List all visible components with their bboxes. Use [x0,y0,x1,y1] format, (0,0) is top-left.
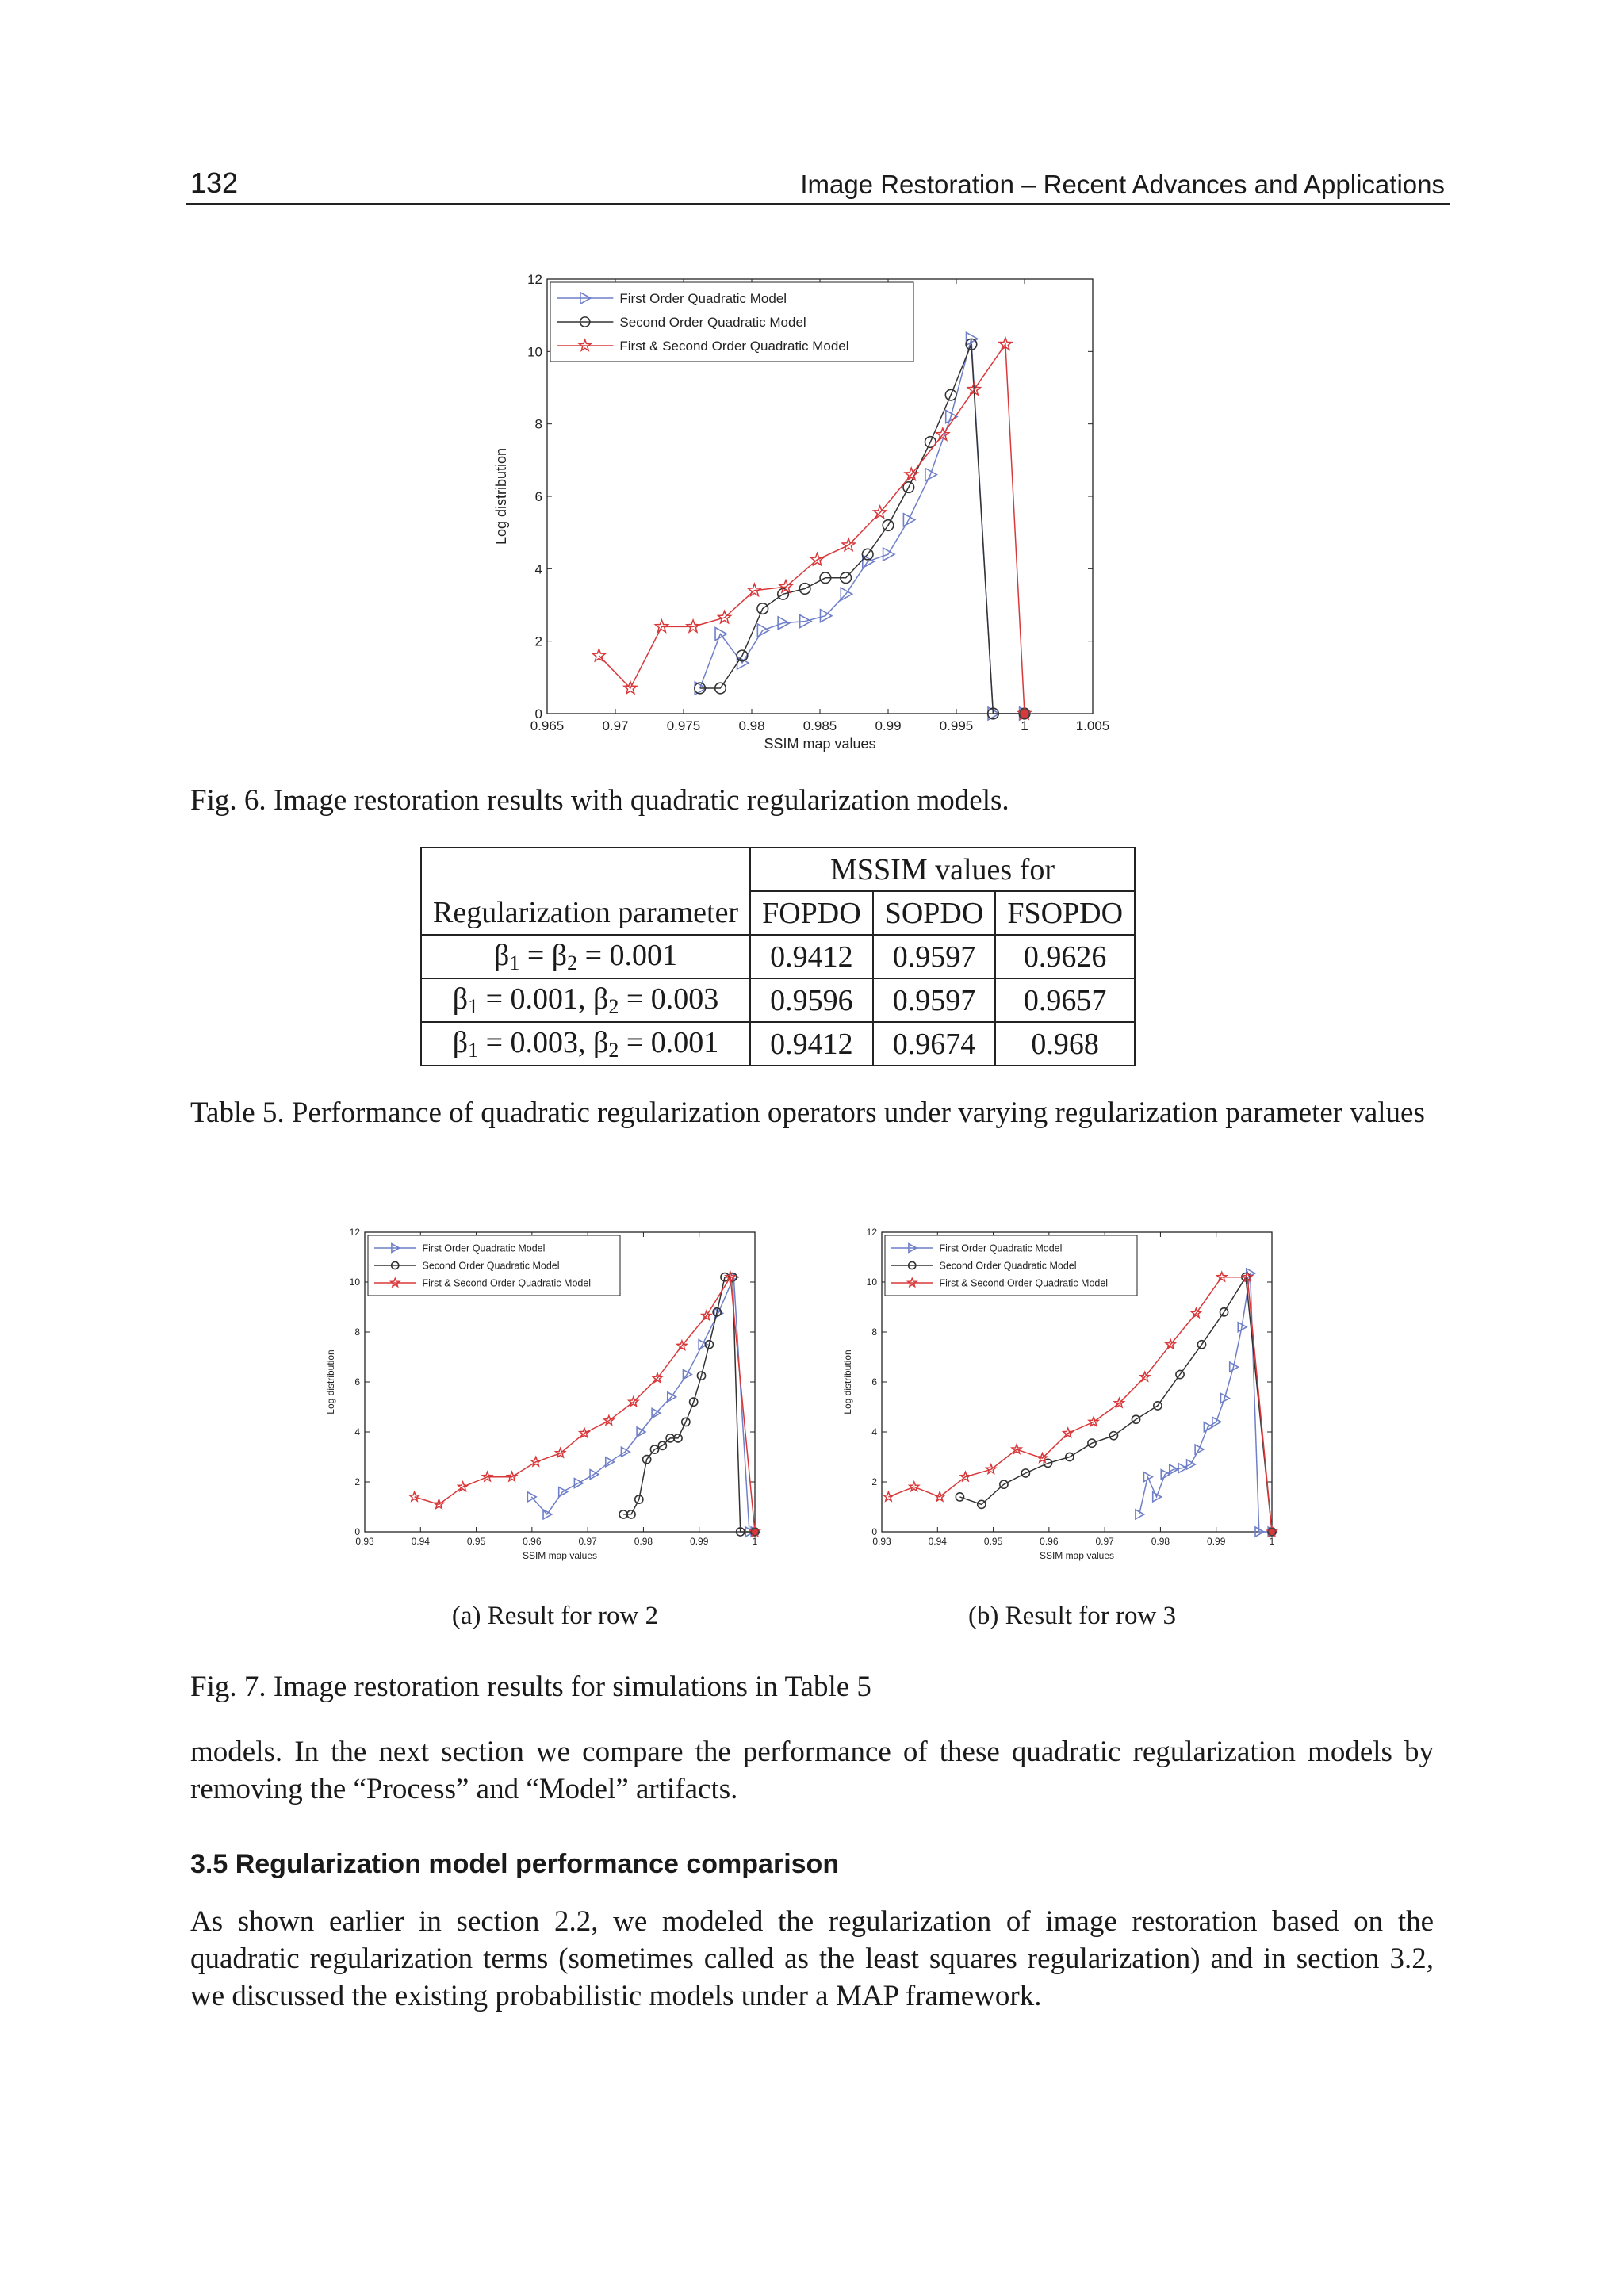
x-tick-label: 0.93 [355,1536,374,1547]
table-value-cell: 0.9674 [873,1022,996,1066]
table-param-cell: $\beta_1 = 0.003$, $\beta_2 = 0.001$ [421,1022,750,1066]
x-axis-label: SSIM map values [764,736,876,752]
y-axis-label: Log distribution [492,447,509,545]
table-value-cell: 0.9657 [995,978,1135,1022]
table-value-cell: 0.9412 [750,935,873,978]
table-header-row-1 [421,848,1135,891]
y-tick-label: 2 [534,634,542,649]
table-row [421,1022,1135,1066]
y-tick-label: 10 [349,1277,360,1288]
y-tick-label: 2 [871,1476,877,1488]
y-axis-label: Log distribution [841,1349,853,1414]
table-corner-cell [421,848,750,891]
y-tick-label: 12 [866,1227,877,1238]
x-tick-label: 0.99 [875,718,902,733]
table-col-header: FOPDO [750,891,873,935]
y-tick-label: 6 [354,1376,360,1388]
x-tick-label: 0.985 [802,718,837,733]
running-title: Image Restoration – Recent Advances and Applications [800,170,1445,199]
legend-entry: First & Second Order Quadratic Model [619,338,849,354]
table-param-cell: $\beta_1 = \beta_2 = 0.001$ [421,935,750,978]
x-tick-label: 1 [1269,1536,1275,1547]
body-paragraph: models. In the next section we compare the performance of these quadratic regularization models by removing the “Process” and “Model” artifacts. [190,1736,1434,1805]
figure-7b-chart [834,1221,1302,1586]
table-value-cell: 0.9597 [873,978,996,1022]
legend-entry: First & Second Order Quadratic Model [939,1277,1109,1289]
legend-entry: First Order Quadratic Model [619,290,787,306]
figure-7a-subcaption: (a) Result for row 2 [451,1602,659,1630]
figure-6-caption: Fig. 6. Image restoration results with quadratic regularization models. [190,784,1009,817]
table-col-header: SOPDO [873,891,996,935]
x-tick-label: 0.96 [523,1536,542,1547]
y-tick-label: 0 [534,706,542,722]
y-tick-label: 6 [534,488,542,504]
y-tick-label: 8 [534,416,542,432]
x-tick-label: 1 [752,1536,758,1547]
y-tick-label: 4 [871,1426,877,1438]
x-tick-label: 0.99 [1207,1536,1226,1547]
table-5 [420,847,1136,1066]
y-tick-label: 8 [354,1326,360,1338]
legend-entry: Second Order Quadratic Model [422,1260,560,1272]
y-tick-label: 0 [354,1526,360,1538]
y-tick-label: 4 [534,561,542,577]
y-tick-label: 8 [871,1326,877,1338]
table-row [421,935,1135,978]
figure-6-chart [444,262,1126,761]
y-tick-label: 0 [871,1526,877,1538]
table-value-cell: 0.9626 [995,935,1135,978]
x-axis-label: SSIM map values [522,1550,598,1561]
endpoint-marker [1020,709,1029,718]
table-col-header: FSOPDO [995,891,1135,935]
table-param-cell: $\beta_1 = 0.001$, $\beta_2 = 0.003$ [421,978,750,1022]
y-tick-label: 12 [349,1227,360,1238]
legend-entry: First Order Quadratic Model [939,1242,1063,1254]
x-tick-label: 0.98 [634,1536,653,1547]
table-value-cell: 0.968 [995,1022,1135,1066]
x-tick-label: 1 [1021,718,1028,733]
x-tick-label: 0.94 [928,1536,947,1547]
figure-7-caption: Fig. 7. Image restoration results for simulations in Table 5 [190,1671,871,1703]
x-tick-label: 0.99 [690,1536,709,1547]
page-number: 132 [190,167,239,199]
y-tick-label: 6 [871,1376,877,1388]
x-tick-label: 0.965 [530,718,565,733]
table-value-cell: 0.9596 [750,978,873,1022]
running-head [186,162,1450,205]
x-tick-label: 0.95 [466,1536,486,1547]
y-tick-label: 10 [527,344,542,360]
table-header-row-2 [421,891,1135,935]
y-axis-label: Log distribution [324,1349,336,1414]
table-value-cell: 0.9597 [873,935,996,978]
table-value-cell: 0.9412 [750,1022,873,1066]
x-tick-label: 0.98 [738,718,765,733]
y-tick-label: 12 [527,271,542,287]
y-tick-label: 4 [354,1426,360,1438]
y-tick-label: 10 [866,1277,877,1288]
y-tick-label: 2 [354,1476,360,1488]
x-tick-label: 0.93 [872,1536,891,1547]
legend-entry: Second Order Quadratic Model [619,314,806,330]
x-tick-label: 0.975 [666,718,701,733]
legend-entry: Second Order Quadratic Model [939,1260,1077,1272]
x-tick-label: 0.96 [1040,1536,1059,1547]
x-axis-label: SSIM map values [1039,1550,1115,1561]
x-tick-label: 0.98 [1151,1536,1170,1547]
body-paragraph: As shown earlier in section 2.2, we modeled the regularization of image restoration based on the quadratic regularization terms (sometimes called as the least squares regularization) and in section 3.2, we discussed the existing probabilistic models under a MAP framework. [190,1905,1434,2012]
legend-entry: First Order Quadratic Model [422,1242,546,1254]
endpoint-marker [752,1529,759,1536]
endpoint-marker [1269,1529,1276,1536]
x-tick-label: 0.97 [602,718,629,733]
table-group-header: MSSIM values for [750,848,1135,891]
x-tick-label: 0.97 [1095,1536,1114,1547]
figure-7b-subcaption: (b) Result for row 3 [967,1602,1177,1630]
table-5-caption: Table 5. Performance of quadratic regularization operators under varying regularization parameter values [190,1097,1425,1129]
x-tick-label: 0.995 [939,718,974,733]
legend-entry: First & Second Order Quadratic Model [422,1277,592,1289]
table-param-header: Regularization parameter [421,891,750,935]
section-heading: 3.5 Regularization model performance comparison [190,1849,840,1879]
x-tick-label: 0.94 [411,1536,430,1547]
x-tick-label: 1.005 [1075,718,1110,733]
x-tick-label: 0.97 [578,1536,597,1547]
table-row [421,978,1135,1022]
x-tick-label: 0.95 [983,1536,1003,1547]
figure-7a-chart [317,1221,785,1586]
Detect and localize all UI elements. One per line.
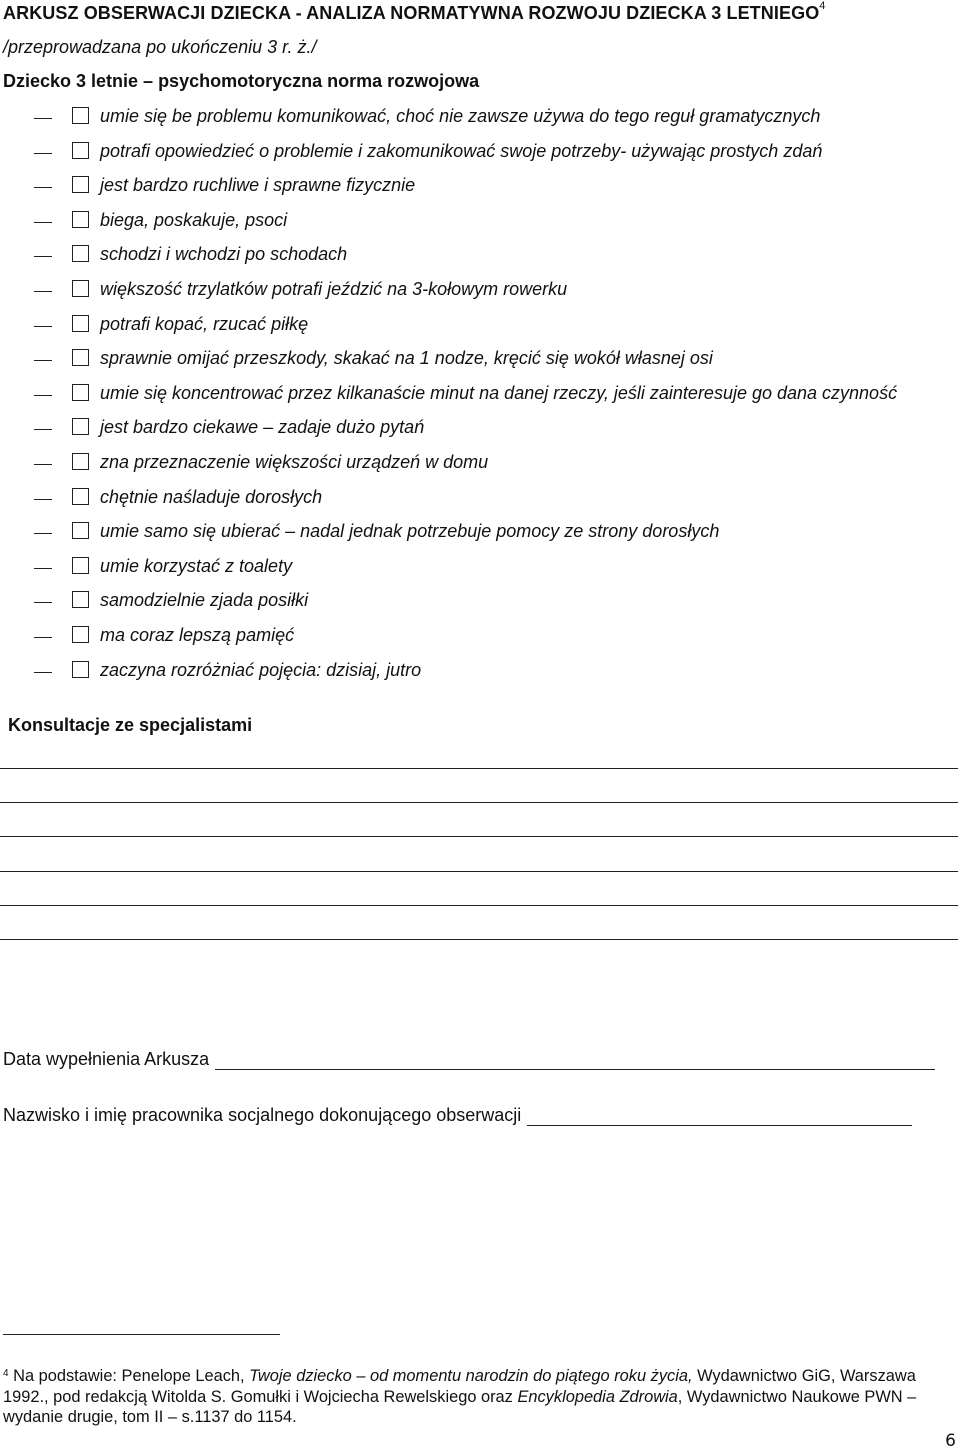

## Short problem
Reproduce every line of the records above word for word, omitting the pictures.

## Exercise answer
List all visible components with their bboxes. Use [x0,y0,x1,y1] format, (0,0) is top-left.
x-tick-label: 0.93 [355,1536,374,1547]
table-value-cell: 0.9674 [873,1022,996,1066]
table-param-cell: $\beta_1 = 0.003$, $\beta_2 = 0.001$ [421,1022,750,1066]
x-axis-label: SSIM map values [764,736,876,752]
y-axis-label: Log distribution [492,447,509,545]
table-value-cell: 0.9657 [995,978,1135,1022]
table-value-cell: 0.9412 [750,935,873,978]
table-header-row-1 [421,848,1135,891]
y-tick-label: 2 [534,634,542,649]
table-row [421,1022,1135,1066]
y-tick-label: 10 [349,1277,360,1288]
y-tick-label: 2 [871,1476,877,1488]
y-axis-label: Log distribution [841,1349,853,1414]
table-corner-cell [421,848,750,891]
y-tick-label: 12 [866,1227,877,1238]
x-tick-label: 0.99 [875,718,902,733]
table-col-header: FOPDO [750,891,873,935]
y-tick-label: 6 [354,1376,360,1388]
x-tick-label: 0.985 [802,718,837,733]
running-title: Image Restoration – Recent Advances and Applications [800,170,1445,199]
legend-entry: First & Second Order Quadratic Model [619,338,849,354]
table-param-cell: $\beta_1 = \beta_2 = 0.001$ [421,935,750,978]
x-tick-label: 1 [1269,1536,1275,1547]
body-paragraph: models. In the next section we compare the performance of these quadratic regularization models by removing the “Process” and “Model” artifacts. [190,1736,1434,1805]
figure-7b-chart [834,1221,1302,1586]
table-value-cell: 0.9597 [873,978,996,1022]
legend-entry: First & Second Order Quadratic Model [939,1277,1109,1289]
legend-entry: First Order Quadratic Model [619,290,787,306]
figure-7a-subcaption: (a) Result for row 2 [451,1602,659,1630]
figure-6-caption: Fig. 6. Image restoration results with quadratic regularization models. [190,784,1009,817]
table-col-header: SOPDO [873,891,996,935]
x-tick-label: 0.96 [523,1536,542,1547]
y-tick-label: 0 [534,706,542,722]
y-tick-label: 6 [534,488,542,504]
y-tick-label: 8 [534,416,542,432]
x-tick-label: 1 [752,1536,758,1547]
y-tick-label: 4 [871,1426,877,1438]
x-tick-label: 0.99 [1207,1536,1226,1547]
table-5 [420,847,1136,1066]
y-tick-label: 8 [354,1326,360,1338]
legend-entry: Second Order Quadratic Model [422,1260,560,1272]
y-tick-label: 0 [354,1526,360,1538]
y-tick-label: 4 [534,561,542,577]
y-tick-label: 8 [871,1326,877,1338]
table-row [421,935,1135,978]
figure-6-chart [444,262,1126,761]
y-tick-label: 0 [871,1526,877,1538]
table-value-cell: 0.9626 [995,935,1135,978]
x-axis-label: SSIM map values [522,1550,598,1561]
endpoint-marker [1020,709,1029,718]
table-col-header: FSOPDO [995,891,1135,935]
table-param-cell: $\beta_1 = 0.001$, $\beta_2 = 0.003$ [421,978,750,1022]
y-tick-label: 12 [349,1227,360,1238]
legend-entry: First Order Quadratic Model [939,1242,1063,1254]
x-tick-label: 0.98 [634,1536,653,1547]
table-value-cell: 0.968 [995,1022,1135,1066]
x-tick-label: 1 [1021,718,1028,733]
x-tick-label: 0.94 [928,1536,947,1547]
figure-7-caption: Fig. 7. Image restoration results for simulations in Table 5 [190,1671,871,1703]
x-tick-label: 0.99 [690,1536,709,1547]
page-number: 132 [190,167,239,199]
y-tick-label: 6 [871,1376,877,1388]
x-tick-label: 0.965 [530,718,565,733]
table-value-cell: 0.9596 [750,978,873,1022]
running-head [186,162,1450,205]
x-tick-label: 0.95 [466,1536,486,1547]
y-tick-label: 10 [527,344,542,360]
table-header-row-2 [421,891,1135,935]
y-axis-label: Log distribution [324,1349,336,1414]
table-value-cell: 0.9597 [873,935,996,978]
table-value-cell: 0.9412 [750,1022,873,1066]
x-tick-label: 0.98 [738,718,765,733]
y-tick-label: 12 [527,271,542,287]
y-tick-label: 4 [354,1426,360,1438]
y-tick-label: 10 [866,1277,877,1288]
y-tick-label: 2 [354,1476,360,1488]
x-tick-label: 0.93 [872,1536,891,1547]
legend-entry: Second Order Quadratic Model [619,314,806,330]
x-tick-label: 0.975 [666,718,701,733]
legend-entry: Second Order Quadratic Model [939,1260,1077,1272]
x-tick-label: 0.96 [1040,1536,1059,1547]
x-axis-label: SSIM map values [1039,1550,1115,1561]
x-tick-label: 0.98 [1151,1536,1170,1547]
body-paragraph: As shown earlier in section 2.2, we modeled the regularization of image restoration based on the quadratic regularization terms (sometimes called as the least squares regularization) and in section 3.2, we discussed the existing probabilistic models under a MAP framework. [190,1905,1434,2012]
legend-entry: First Order Quadratic Model [422,1242,546,1254]
endpoint-marker [752,1529,759,1536]
endpoint-marker [1269,1529,1276,1536]
x-tick-label: 0.97 [602,718,629,733]
table-group-header: MSSIM values for [750,848,1135,891]
x-tick-label: 0.97 [1095,1536,1114,1547]
figure-7b-subcaption: (b) Result for row 3 [967,1602,1177,1630]
table-5-caption: Table 5. Performance of quadratic regularization operators under varying regularization parameter values [190,1097,1425,1129]
x-tick-label: 0.995 [939,718,974,733]
legend-entry: First & Second Order Quadratic Model [422,1277,592,1289]
table-param-header: Regularization parameter [421,891,750,935]
section-heading: 3.5 Regularization model performance comparison [190,1849,840,1879]
x-tick-label: 0.94 [411,1536,430,1547]
x-tick-label: 1.005 [1075,718,1110,733]
x-tick-label: 0.97 [578,1536,597,1547]
table-row [421,978,1135,1022]
x-tick-label: 0.95 [983,1536,1003,1547]
figure-7a-chart [317,1221,785,1586]
Detect and localize all UI elements. One per line.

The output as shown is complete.